Your instructions – Find "Read this page and output its text content." in the data, then restate the line it sits in and every later line word for word, ending with the last line.

=== The data ===

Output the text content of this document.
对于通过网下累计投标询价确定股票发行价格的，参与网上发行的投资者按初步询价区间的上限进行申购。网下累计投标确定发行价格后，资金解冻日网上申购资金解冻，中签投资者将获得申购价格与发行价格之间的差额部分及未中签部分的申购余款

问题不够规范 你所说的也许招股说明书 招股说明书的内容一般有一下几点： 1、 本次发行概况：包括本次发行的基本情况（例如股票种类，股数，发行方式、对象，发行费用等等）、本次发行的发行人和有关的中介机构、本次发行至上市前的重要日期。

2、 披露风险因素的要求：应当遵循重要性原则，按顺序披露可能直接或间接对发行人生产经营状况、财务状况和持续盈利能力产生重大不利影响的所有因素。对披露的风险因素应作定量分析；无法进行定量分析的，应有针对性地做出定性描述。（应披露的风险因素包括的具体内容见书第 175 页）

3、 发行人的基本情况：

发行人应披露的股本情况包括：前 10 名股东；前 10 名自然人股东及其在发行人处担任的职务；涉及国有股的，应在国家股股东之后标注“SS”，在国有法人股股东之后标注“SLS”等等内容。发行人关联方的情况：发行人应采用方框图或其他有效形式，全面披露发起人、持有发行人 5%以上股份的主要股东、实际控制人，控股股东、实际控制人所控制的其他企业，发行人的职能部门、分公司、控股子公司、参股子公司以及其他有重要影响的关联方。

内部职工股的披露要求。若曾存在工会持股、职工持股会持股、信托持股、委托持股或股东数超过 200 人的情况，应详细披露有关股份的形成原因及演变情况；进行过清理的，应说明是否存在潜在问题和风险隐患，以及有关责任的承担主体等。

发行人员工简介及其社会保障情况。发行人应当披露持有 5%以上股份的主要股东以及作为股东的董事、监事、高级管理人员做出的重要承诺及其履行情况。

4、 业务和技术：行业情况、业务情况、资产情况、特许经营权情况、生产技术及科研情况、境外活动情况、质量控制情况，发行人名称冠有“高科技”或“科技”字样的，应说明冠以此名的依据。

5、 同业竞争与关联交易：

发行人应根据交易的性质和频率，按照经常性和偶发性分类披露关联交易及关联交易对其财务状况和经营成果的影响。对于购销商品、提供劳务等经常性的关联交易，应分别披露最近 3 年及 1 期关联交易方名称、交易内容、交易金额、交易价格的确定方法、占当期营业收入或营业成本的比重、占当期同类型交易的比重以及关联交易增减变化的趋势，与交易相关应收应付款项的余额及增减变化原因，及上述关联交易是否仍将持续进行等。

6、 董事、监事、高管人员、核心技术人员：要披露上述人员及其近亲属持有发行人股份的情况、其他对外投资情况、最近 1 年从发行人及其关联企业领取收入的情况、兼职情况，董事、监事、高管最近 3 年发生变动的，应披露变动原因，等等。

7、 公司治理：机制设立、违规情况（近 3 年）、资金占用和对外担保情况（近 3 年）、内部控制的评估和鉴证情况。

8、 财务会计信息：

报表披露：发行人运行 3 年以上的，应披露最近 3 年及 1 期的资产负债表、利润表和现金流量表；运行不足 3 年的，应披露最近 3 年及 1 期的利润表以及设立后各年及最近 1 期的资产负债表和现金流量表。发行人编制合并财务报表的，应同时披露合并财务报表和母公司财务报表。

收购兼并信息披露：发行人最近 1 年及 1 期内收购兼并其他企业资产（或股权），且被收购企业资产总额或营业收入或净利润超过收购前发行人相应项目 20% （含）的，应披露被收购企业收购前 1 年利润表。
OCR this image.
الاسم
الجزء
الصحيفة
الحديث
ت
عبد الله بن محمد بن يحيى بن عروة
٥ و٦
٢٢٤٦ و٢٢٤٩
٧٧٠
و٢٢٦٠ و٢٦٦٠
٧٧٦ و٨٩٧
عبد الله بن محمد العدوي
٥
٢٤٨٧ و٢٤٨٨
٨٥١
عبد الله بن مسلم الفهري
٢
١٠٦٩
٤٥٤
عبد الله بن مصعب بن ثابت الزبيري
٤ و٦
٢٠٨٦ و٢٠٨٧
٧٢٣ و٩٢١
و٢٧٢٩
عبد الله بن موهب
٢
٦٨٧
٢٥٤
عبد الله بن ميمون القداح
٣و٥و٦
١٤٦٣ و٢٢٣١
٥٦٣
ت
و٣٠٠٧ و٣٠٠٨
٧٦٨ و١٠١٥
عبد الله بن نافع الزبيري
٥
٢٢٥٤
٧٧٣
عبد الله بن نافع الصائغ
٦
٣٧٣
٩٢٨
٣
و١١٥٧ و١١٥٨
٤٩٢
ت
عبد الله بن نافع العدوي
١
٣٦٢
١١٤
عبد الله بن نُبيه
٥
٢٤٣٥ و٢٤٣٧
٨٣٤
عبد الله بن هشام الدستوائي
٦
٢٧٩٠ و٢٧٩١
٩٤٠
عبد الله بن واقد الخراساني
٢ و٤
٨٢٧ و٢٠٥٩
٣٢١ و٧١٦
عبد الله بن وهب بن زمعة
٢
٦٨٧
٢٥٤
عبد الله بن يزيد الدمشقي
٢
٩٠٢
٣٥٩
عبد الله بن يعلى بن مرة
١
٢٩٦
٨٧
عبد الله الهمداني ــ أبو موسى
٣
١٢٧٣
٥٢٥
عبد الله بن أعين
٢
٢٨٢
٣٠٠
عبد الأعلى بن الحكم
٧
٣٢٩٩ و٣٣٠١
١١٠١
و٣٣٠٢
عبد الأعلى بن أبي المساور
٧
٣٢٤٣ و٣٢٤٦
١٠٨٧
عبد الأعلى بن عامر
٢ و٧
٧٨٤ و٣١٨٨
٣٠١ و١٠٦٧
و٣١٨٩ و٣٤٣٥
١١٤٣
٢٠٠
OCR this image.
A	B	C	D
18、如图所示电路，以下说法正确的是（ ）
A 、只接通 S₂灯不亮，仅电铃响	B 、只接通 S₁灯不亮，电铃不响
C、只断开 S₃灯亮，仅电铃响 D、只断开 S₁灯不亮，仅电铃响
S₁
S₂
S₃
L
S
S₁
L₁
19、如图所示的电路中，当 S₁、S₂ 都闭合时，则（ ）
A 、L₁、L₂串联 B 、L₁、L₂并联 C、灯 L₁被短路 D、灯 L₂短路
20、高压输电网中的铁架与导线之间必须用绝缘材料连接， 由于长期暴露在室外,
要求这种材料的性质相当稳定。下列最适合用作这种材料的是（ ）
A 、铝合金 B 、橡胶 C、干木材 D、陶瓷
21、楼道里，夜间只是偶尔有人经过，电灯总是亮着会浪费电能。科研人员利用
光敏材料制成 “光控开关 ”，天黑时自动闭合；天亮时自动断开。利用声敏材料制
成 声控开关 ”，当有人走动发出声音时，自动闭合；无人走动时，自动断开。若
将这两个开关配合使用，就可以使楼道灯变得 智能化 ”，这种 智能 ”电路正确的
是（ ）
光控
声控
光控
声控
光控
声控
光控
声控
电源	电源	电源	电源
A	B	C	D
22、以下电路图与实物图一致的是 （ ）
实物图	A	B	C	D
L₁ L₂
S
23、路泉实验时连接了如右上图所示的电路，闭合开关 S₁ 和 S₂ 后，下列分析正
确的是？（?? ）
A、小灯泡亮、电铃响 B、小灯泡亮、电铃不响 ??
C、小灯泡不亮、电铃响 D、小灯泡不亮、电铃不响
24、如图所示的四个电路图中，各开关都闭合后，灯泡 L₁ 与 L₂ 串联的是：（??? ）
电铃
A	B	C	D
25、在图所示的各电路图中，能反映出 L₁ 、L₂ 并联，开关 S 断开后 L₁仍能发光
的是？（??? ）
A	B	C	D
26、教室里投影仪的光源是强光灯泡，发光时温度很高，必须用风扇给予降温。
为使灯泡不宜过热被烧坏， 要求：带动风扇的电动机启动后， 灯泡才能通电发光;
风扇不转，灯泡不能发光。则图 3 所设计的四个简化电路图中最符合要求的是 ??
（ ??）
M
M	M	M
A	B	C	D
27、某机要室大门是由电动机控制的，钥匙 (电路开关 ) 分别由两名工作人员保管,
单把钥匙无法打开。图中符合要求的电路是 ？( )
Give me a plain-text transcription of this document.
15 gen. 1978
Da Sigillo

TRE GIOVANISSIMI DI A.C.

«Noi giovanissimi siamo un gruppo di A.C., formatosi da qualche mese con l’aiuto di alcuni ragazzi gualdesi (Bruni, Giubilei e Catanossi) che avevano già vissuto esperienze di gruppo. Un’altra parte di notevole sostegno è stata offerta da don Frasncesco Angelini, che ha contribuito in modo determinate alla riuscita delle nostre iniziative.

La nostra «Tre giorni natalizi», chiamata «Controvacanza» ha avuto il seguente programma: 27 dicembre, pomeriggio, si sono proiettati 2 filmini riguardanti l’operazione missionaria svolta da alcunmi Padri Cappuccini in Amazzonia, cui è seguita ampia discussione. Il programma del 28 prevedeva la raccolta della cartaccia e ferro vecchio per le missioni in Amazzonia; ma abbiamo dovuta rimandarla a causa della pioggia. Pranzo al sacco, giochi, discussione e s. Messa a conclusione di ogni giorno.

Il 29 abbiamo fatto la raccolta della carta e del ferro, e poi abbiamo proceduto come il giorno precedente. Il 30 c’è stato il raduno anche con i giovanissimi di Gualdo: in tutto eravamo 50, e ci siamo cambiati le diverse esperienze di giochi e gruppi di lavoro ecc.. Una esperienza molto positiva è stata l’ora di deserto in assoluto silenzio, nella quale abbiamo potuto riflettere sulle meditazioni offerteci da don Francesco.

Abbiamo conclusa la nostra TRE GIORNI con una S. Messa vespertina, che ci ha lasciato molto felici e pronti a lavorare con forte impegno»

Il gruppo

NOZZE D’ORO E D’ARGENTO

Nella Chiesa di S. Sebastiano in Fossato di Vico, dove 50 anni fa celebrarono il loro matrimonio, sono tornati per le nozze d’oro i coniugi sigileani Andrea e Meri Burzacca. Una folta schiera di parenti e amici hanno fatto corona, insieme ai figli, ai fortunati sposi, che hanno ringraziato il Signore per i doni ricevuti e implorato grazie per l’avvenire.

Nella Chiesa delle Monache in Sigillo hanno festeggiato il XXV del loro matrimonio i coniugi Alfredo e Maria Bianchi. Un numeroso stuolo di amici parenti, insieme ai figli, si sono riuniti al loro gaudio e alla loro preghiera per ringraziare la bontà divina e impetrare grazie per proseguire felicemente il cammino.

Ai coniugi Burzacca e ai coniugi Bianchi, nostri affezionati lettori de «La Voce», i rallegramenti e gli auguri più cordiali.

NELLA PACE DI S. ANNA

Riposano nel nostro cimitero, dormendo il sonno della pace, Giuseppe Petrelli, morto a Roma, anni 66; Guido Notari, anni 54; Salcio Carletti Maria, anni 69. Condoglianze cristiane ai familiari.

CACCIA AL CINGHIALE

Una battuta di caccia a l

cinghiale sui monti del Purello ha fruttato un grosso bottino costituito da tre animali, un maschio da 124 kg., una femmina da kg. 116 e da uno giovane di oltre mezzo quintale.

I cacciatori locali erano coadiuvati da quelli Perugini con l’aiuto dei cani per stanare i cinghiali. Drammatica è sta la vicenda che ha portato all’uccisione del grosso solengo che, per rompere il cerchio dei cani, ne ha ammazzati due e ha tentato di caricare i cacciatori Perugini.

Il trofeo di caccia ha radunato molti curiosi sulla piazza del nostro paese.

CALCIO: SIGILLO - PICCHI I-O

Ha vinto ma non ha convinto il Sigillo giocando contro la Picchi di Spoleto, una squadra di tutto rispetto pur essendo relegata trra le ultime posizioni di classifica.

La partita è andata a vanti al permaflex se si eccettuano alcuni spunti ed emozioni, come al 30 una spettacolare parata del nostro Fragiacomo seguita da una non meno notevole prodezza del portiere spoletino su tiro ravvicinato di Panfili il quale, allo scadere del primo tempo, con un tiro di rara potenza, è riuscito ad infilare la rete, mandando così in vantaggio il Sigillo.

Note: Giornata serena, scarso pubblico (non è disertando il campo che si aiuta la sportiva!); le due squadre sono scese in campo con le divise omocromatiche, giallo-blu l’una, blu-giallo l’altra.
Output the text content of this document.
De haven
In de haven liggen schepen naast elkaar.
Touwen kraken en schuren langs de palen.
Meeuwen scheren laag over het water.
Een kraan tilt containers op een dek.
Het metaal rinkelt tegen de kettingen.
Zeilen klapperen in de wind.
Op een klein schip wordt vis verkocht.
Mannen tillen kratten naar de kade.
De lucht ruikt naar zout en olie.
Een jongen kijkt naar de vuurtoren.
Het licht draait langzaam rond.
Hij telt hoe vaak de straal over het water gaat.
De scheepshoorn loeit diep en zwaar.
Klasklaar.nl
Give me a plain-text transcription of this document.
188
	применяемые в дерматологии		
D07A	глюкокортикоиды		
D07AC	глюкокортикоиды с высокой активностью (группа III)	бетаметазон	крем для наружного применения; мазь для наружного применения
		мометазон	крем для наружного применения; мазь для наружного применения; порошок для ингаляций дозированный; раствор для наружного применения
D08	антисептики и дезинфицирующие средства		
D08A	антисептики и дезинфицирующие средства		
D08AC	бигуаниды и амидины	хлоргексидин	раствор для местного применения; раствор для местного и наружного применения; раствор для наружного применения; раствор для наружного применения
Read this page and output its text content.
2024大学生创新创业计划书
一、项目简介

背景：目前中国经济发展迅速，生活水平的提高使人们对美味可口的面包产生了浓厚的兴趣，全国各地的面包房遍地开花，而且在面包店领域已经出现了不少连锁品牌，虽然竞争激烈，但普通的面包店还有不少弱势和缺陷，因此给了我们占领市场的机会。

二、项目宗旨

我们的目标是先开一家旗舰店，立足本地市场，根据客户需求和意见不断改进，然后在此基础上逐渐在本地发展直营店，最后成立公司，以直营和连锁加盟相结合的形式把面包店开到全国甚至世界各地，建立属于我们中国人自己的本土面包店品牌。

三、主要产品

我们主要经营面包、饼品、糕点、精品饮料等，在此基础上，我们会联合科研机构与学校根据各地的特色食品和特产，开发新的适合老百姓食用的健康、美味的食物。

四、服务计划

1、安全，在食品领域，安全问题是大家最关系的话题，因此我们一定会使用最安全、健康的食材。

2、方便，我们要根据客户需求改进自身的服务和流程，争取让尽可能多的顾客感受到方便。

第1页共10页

===

Expected output –
Read this page and output its text content.
2024大学生创新创业计划书
一、项目简介

背景：目前中国经济发展迅速，生活水平的提高使人们对美味可口的面包产生了浓厚的兴趣，全国各地的面包房遍地开花，而且在面包店领域已经出现了不少连锁品牌，虽然竞争激烈，但普通的面包店还有不少弱势和缺陷，因此给了我们占领市场的机会。

二、项目宗旨

我们的目标是先开一家旗舰店，立足本地市场，根据客户需求和意见不断改进，然后在此基础上逐渐在本地发展直营店，最后成立公司，以直营和连锁加盟相结合的形式把面包店开到全国甚至世界各地，建立属于我们中国人自己的本土面包店品牌。

三、主要产品

我们主要经营面包、饼品、糕点、精品饮料等，在此基础上，我们会联合科研机构与学校根据各地的特色食品和特产，开发新的适合老百姓食用的健康、美味的食物。

四、服务计划

1、安全，在食品领域，安全问题是大家最关系的话题，因此我们一定会使用最安全、健康的食材。

2、方便，我们要根据客户需求改进自身的服务和流程，争取让尽可能多的顾客感受到方便。

第1页共10页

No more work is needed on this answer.